The above three works are all by Jan van Eyck and he seems to have had fun with perspective – almost showing off. I really love the eccentric and detailed Arnolfini Marriage – and though he hasn’t used perspective as obviously as in the other two pictures the detail in the mirror and the window sliding away add to its sophistication.

The Lamentation of Christ, 1480, Andrea Mantegna

The Lamentation of Christ, 1480, Andrea Mantegna

This is such an unusual (and brave!) angle to use and I find it quite startling. The legs and feet seem way too small for the head and torso, and it gives that slightly giddy feeling of looming over the bed. Maybe it’s done on purpose – when depicted on the cross I feel it’s all about the torso – slim legs fading away. It’s fascinating to look at, I don’t think I’ve ever seen a body painted from this angle – weird and wonderful all at the same time.

Not until Cezanne, Matisse and Picasso did the rules of perspective get questioned, or simply thrown out. These artists were among the first who wanted to find new ways of portraying what they saw.

Meléndez paints the kind of pictures that make me go ‘but how did he DO that?’ It makes me want to reach out and tap that melon in to place to stop it falling off the table. It’s a 3D wonder. By contrast Cezanne’s display is looking pretty tipsy and he clearly isn’t bothered by how things ‘should be’. Meléndez makes me think he has placed his fruit and placed his light, then crouched down low and taken a snapshot (though with a great camera!). Cezanne’s painting sees him  living with these objects, moving around them. Standing up, sitting down, one eye, two eyes. There is a sense that he is feeling these objects with his eyes, and his eyes are moving.

Melendez is calm, ordered, correct. I don’t think it’s sterile, but it’s quite removed from the artist, I don’t really get a sense of how he has experienced these objects. It could be a photograph. Cezanne has shown me how he saw this arrangement. I’m not sure anyone has ever compared art to teeth before, but the difference makes me think of David Bowie’s teeth, before and after.

[Stored data entries]
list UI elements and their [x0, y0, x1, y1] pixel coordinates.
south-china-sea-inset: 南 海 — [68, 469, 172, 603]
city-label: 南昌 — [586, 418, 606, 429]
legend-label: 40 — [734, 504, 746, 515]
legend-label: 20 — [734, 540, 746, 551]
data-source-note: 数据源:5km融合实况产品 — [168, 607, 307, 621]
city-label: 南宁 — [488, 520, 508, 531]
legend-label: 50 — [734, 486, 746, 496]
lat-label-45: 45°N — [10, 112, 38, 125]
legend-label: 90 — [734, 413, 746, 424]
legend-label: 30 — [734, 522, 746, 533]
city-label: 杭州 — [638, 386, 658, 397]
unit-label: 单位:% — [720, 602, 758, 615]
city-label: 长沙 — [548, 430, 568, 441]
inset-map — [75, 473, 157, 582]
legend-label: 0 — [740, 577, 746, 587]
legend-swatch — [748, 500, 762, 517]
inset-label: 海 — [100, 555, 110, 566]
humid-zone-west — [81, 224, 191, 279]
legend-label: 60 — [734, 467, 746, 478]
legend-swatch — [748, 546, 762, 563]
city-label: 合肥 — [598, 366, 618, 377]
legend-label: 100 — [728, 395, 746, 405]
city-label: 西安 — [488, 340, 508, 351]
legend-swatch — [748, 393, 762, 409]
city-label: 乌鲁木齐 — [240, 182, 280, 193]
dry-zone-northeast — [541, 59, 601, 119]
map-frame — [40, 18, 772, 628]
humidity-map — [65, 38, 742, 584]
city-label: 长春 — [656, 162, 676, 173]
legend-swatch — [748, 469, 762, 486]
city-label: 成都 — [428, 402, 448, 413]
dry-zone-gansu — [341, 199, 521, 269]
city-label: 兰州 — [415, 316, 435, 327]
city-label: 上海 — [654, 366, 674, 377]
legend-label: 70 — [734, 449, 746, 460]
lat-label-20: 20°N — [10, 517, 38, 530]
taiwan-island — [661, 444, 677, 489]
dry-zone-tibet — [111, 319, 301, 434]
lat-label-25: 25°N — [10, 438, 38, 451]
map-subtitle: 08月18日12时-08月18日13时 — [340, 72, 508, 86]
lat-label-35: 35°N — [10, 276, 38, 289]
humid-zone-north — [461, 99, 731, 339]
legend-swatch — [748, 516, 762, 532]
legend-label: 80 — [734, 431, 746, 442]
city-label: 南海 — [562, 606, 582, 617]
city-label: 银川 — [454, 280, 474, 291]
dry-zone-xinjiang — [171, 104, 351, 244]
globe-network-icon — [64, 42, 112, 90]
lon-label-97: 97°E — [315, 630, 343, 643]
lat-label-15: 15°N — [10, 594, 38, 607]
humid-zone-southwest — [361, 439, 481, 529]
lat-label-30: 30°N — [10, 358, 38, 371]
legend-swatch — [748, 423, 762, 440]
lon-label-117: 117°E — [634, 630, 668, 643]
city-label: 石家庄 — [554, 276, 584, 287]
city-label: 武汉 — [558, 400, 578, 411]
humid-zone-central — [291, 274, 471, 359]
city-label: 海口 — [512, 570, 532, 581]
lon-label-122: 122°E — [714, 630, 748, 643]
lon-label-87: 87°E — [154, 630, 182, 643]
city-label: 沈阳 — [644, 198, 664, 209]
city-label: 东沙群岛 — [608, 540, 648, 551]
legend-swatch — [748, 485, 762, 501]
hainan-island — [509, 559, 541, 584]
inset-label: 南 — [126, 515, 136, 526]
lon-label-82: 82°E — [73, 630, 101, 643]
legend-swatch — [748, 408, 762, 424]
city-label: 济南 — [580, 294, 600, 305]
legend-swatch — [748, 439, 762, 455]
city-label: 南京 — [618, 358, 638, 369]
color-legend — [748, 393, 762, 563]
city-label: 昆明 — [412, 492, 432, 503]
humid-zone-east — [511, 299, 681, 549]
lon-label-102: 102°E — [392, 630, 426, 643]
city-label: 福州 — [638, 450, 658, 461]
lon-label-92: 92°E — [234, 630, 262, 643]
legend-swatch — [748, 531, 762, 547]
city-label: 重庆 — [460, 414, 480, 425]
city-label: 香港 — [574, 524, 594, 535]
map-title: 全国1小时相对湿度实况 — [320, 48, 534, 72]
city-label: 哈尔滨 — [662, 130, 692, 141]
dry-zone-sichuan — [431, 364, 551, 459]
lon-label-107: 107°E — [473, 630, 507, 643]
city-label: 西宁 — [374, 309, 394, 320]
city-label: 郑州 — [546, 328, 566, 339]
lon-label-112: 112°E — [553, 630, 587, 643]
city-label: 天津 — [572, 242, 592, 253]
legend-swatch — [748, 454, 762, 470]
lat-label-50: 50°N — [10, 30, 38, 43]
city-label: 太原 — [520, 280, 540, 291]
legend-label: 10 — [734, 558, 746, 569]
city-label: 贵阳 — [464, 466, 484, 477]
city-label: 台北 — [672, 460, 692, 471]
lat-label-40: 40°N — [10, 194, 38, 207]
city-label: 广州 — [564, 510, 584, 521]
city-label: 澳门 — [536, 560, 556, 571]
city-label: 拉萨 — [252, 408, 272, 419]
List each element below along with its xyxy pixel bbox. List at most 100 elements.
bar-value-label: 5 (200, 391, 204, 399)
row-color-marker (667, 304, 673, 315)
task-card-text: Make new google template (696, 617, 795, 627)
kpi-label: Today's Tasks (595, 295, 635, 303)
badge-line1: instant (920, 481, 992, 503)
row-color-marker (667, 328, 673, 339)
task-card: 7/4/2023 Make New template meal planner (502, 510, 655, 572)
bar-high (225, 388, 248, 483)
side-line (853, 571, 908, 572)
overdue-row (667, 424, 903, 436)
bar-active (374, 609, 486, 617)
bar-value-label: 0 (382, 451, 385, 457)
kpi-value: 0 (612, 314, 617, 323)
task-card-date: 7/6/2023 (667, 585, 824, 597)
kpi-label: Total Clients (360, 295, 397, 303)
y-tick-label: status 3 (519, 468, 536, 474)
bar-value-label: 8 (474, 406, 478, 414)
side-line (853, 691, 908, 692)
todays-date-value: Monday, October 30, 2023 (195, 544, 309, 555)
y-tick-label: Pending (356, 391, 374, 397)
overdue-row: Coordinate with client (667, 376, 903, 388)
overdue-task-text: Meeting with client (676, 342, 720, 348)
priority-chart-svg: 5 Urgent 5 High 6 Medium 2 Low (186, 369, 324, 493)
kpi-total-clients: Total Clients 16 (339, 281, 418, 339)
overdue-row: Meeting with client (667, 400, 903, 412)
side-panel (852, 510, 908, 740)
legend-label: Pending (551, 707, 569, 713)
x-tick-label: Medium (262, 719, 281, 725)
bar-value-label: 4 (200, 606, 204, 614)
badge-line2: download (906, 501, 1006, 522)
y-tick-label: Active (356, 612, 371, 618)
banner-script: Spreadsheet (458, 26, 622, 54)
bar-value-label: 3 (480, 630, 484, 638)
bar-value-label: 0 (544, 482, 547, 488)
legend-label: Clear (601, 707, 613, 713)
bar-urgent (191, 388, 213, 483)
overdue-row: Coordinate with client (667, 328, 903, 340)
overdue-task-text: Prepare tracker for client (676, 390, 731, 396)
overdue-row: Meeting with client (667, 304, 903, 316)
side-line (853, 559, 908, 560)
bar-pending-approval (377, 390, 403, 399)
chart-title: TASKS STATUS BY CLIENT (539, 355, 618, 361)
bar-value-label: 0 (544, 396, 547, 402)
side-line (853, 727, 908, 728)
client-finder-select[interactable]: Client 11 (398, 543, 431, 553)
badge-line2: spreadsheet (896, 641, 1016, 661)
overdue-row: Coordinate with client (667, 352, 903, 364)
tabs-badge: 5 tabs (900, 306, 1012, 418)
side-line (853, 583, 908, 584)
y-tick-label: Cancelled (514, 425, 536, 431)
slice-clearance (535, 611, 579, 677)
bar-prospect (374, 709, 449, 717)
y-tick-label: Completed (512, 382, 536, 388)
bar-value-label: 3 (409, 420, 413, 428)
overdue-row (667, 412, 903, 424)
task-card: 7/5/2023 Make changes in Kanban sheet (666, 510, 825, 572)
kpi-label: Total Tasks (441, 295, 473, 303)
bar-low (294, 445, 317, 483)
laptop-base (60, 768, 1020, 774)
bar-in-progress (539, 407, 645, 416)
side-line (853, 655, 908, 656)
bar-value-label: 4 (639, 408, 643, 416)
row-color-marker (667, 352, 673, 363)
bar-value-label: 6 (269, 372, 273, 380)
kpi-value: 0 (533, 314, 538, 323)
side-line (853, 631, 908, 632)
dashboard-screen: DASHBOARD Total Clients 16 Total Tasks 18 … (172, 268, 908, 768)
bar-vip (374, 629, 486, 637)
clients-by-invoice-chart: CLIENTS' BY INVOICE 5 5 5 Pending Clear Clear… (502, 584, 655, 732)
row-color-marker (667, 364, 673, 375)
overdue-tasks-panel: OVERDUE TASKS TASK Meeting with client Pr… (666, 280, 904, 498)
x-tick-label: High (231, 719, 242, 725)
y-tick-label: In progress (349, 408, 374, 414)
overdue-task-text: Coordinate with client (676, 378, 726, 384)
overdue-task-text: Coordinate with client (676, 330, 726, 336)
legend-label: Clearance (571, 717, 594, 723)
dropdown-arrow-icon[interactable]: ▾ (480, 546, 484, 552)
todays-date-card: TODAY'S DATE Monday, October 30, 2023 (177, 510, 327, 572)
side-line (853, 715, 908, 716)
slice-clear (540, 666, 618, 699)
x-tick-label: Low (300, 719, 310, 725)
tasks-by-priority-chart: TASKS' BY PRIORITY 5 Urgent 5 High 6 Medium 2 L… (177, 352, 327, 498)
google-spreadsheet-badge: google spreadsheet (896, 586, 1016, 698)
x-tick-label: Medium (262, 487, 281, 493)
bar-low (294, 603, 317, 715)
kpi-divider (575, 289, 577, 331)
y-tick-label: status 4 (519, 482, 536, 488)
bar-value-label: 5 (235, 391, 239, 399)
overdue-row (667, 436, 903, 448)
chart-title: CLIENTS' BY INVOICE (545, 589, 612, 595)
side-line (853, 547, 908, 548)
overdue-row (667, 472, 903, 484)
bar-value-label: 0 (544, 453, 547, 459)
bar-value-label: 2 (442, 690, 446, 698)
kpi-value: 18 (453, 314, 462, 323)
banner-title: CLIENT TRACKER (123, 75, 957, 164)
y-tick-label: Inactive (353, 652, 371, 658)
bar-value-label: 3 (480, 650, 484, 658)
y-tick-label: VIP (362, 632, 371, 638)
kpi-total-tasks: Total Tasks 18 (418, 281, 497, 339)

▶ **Exercise requirements**:
#1 Write out the part of the piece on perspective in painting starting with "Not until Cezanne, Matisse" and going on through "eyes are moving.".
#2 Resume the piece on perspective in painting after its final sentence and keep writing in the same voice.
The material has no part in any of this.

▶ **Answers for each item**:
#1
Not until Cezanne, Matisse and Picasso did the rules of perspective get questioned, or simply thrown out. These artists were among the first who wanted to find new ways of portraying what they saw.

Meléndez paints the kind of pictures that make me go ‘but how did he DO that?’ It makes me want to reach out and tap that melon in to place to stop it falling off the table. It’s a 3D wonder. By contrast Cezanne’s display is looking pretty tipsy and he clearly isn’t bothered by how things ‘should be’. Meléndez makes me think he has placed his fruit and placed his light, then crouched down low and taken a snapshot (though with a great camera!). Cezanne’s painting sees him  living with these objects, moving around them. Standing up, sitting down, one eye, two eyes. There is a sense that he is feeling these objects with his eyes, and his eyes are moving.

#2
This research in to perspective has uncovered so much for me. I’ve got to the point where it seems that all discussion on perspective leads to Cezanne = Braque = Picasso = cubism. No doubt this is extreme over-simplification but as a novice I’m happy with it for now.

I’ve never liked cubism and I can’t say that my new found understanding makes me like it any more. Cezanne and even Braque’s works that push towards it I enjoy. They give me a sense of how they experienced this landscape. I’m surrounded by the places they’ve painted (the quarries, l’Estaque, St Victoire). People often think of Provence as soft and gentle and full of lavender bags, but much of it is harsh, savage and over-exposed. There is real beauty; the pines, red earth, mountains but the weather can make it tough going. The earth is always hot and dry. I get this sense from their paintings – that this is a land ruled by sun and wind.

When I first looked at Picasso’s Reservoir (above) I found it too structured, too clinical, a study in geometry. However the more I look at it the more it says to me. It feels a bit like an origami village that’s been crushed, there are no spaces, there is no light getting through. And sometimes that’s what a village is like – so compact that no sunlight can penetrate beyond the rooves. And the light is surprising, I don’t know if he intended it, but to me it’s the light we sometimes get when a thunderstorm is due just as the sun is setting – a crazy mix of ominous grey and deep orange.

I can’t resist adding these two pieces of pavement art – and very happy to have found another life-drawing from feet up!

Two weeks later…

I’ve been thinking more about how Cèzanne and Braque painted this landscape that I pass through. More and more I see their version of perspective as the reality. The way they pile shapes on to each other with rough brushes of colour,  a house by a tree by a mountain. This is how it is. We only ‘see’ the mountain as in the distance because we know it’ll take 40 minutes to drive there.  But in this light it is as intense and present in what we’re looking at as the tree right in front of us. Similarly, the chaotic layout of village rooftops doesn’t follow any rules of perspective.